Work required> Skip the pictures. Copy all the rest of the records down exactly.

______________________________

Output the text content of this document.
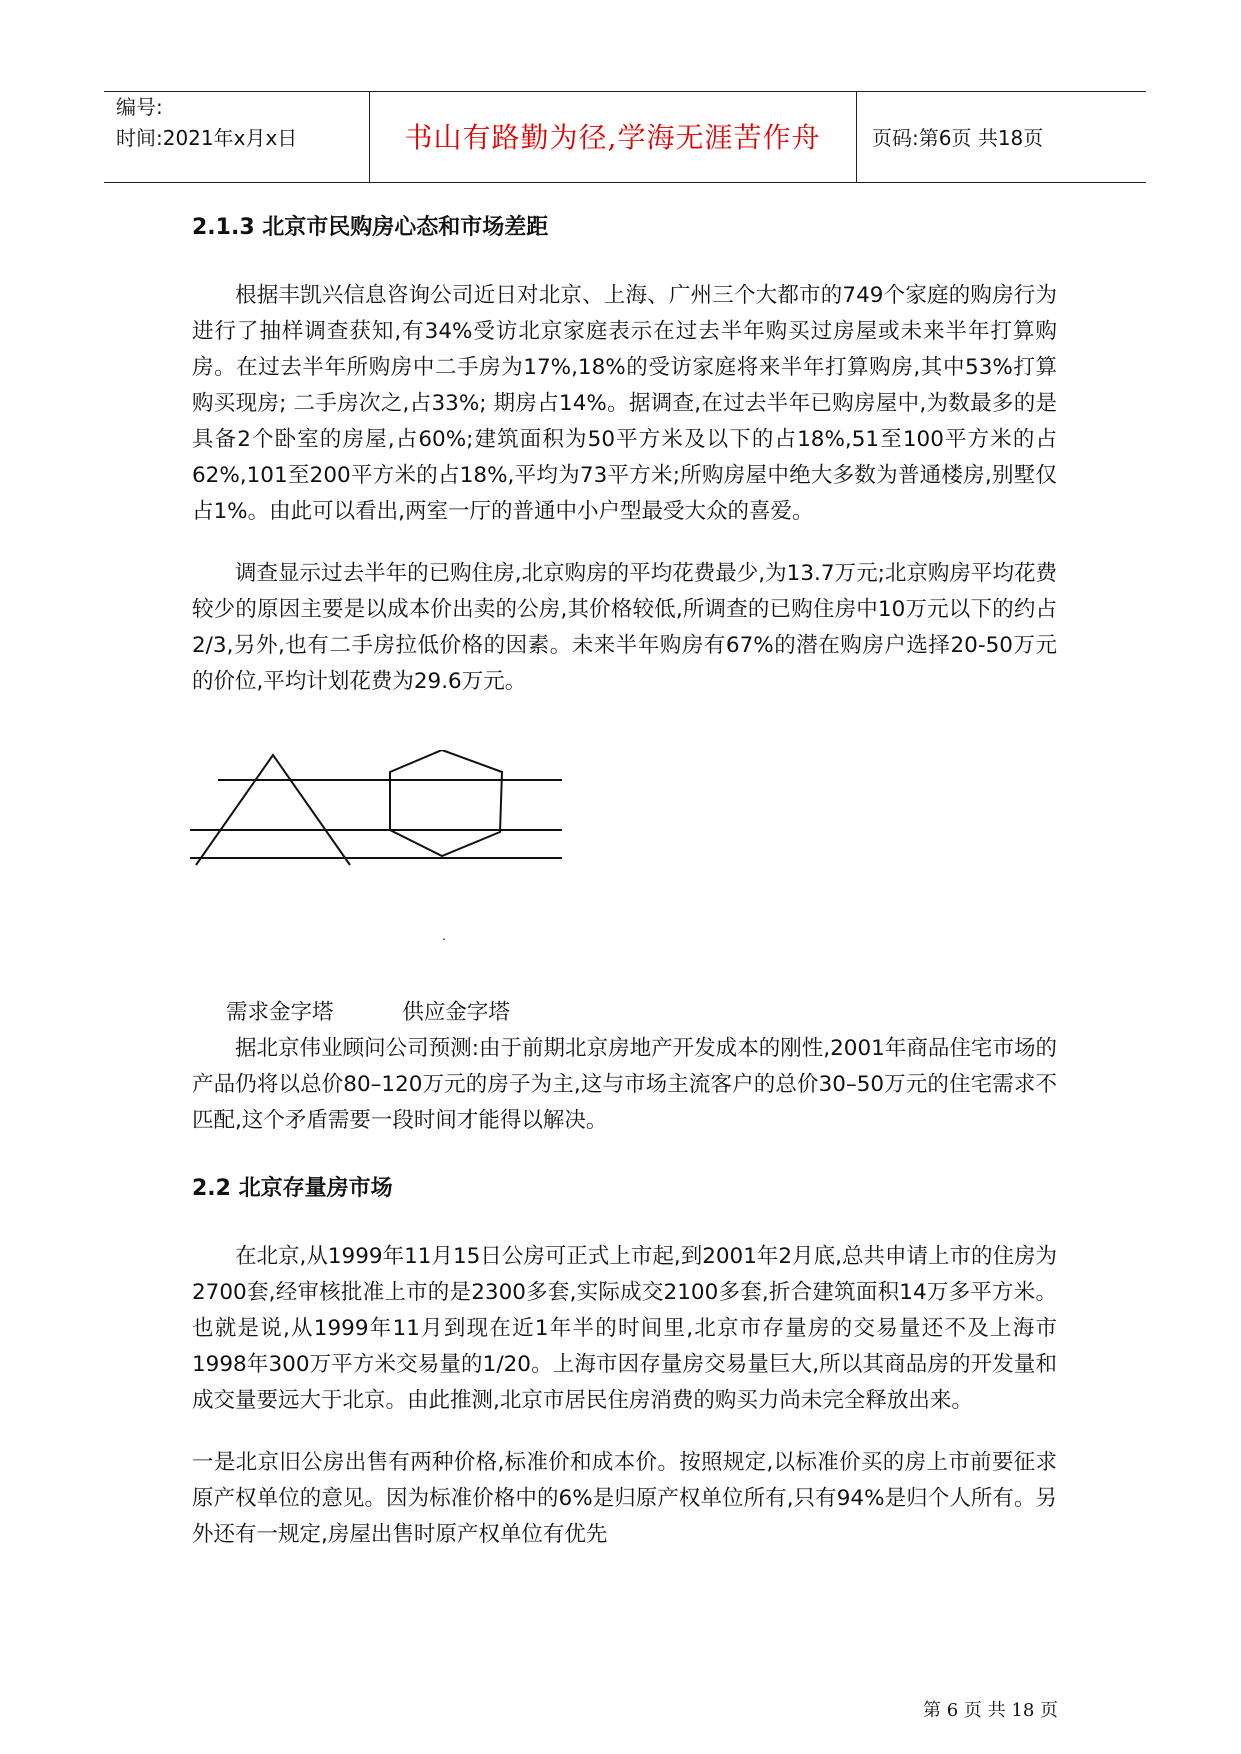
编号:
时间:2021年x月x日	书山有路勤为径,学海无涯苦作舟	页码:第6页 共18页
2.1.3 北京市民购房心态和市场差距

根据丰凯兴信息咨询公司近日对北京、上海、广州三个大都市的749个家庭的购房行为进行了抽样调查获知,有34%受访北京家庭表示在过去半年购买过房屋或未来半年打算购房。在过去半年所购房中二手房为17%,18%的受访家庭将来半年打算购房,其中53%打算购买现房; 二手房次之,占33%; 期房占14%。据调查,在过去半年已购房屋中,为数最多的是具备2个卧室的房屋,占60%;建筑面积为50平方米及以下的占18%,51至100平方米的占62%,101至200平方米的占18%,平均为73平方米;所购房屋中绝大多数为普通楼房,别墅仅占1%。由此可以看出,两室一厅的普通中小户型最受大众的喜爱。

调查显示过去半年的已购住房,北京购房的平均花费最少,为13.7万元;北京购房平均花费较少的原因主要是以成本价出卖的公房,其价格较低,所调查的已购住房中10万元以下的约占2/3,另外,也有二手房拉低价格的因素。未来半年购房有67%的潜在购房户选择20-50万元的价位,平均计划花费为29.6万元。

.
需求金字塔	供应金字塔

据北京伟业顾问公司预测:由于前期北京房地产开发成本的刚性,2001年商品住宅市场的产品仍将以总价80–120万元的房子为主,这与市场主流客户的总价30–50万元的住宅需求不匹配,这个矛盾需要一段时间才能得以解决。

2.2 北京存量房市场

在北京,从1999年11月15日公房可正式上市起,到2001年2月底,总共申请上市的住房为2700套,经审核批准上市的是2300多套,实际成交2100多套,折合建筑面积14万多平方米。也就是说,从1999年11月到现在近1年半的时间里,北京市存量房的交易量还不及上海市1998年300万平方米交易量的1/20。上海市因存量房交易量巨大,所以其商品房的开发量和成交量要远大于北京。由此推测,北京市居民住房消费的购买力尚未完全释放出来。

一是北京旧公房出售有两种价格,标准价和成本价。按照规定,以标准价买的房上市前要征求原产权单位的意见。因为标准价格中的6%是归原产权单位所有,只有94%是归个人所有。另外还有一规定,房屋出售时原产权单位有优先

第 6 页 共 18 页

______________________________

Expected answer>
Output the text content of this document.
编号:
时间:2021年x月x日	书山有路勤为径,学海无涯苦作舟	页码:第6页 共18页
2.1.3 北京市民购房心态和市场差距

根据丰凯兴信息咨询公司近日对北京、上海、广州三个大都市的749个家庭的购房行为进行了抽样调查获知,有34%受访北京家庭表示在过去半年购买过房屋或未来半年打算购房。在过去半年所购房中二手房为17%,18%的受访家庭将来半年打算购房,其中53%打算购买现房; 二手房次之,占33%; 期房占14%。据调查,在过去半年已购房屋中,为数最多的是具备2个卧室的房屋,占60%;建筑面积为50平方米及以下的占18%,51至100平方米的占62%,101至200平方米的占18%,平均为73平方米;所购房屋中绝大多数为普通楼房,别墅仅占1%。由此可以看出,两室一厅的普通中小户型最受大众的喜爱。

调查显示过去半年的已购住房,北京购房的平均花费最少,为13.7万元;北京购房平均花费较少的原因主要是以成本价出卖的公房,其价格较低,所调查的已购住房中10万元以下的约占2/3,另外,也有二手房拉低价格的因素。未来半年购房有67%的潜在购房户选择20-50万元的价位,平均计划花费为29.6万元。

.
需求金字塔	供应金字塔

据北京伟业顾问公司预测:由于前期北京房地产开发成本的刚性,2001年商品住宅市场的产品仍将以总价80–120万元的房子为主,这与市场主流客户的总价30–50万元的住宅需求不匹配,这个矛盾需要一段时间才能得以解决。

2.2 北京存量房市场

在北京,从1999年11月15日公房可正式上市起,到2001年2月底,总共申请上市的住房为2700套,经审核批准上市的是2300多套,实际成交2100多套,折合建筑面积14万多平方米。也就是说,从1999年11月到现在近1年半的时间里,北京市存量房的交易量还不及上海市1998年300万平方米交易量的1/20。上海市因存量房交易量巨大,所以其商品房的开发量和成交量要远大于北京。由此推测,北京市居民住房消费的购买力尚未完全释放出来。

一是北京旧公房出售有两种价格,标准价和成本价。按照规定,以标准价买的房上市前要征求原产权单位的意见。因为标准价格中的6%是归原产权单位所有,只有94%是归个人所有。另外还有一规定,房屋出售时原产权单位有优先

第 6 页 共 18 页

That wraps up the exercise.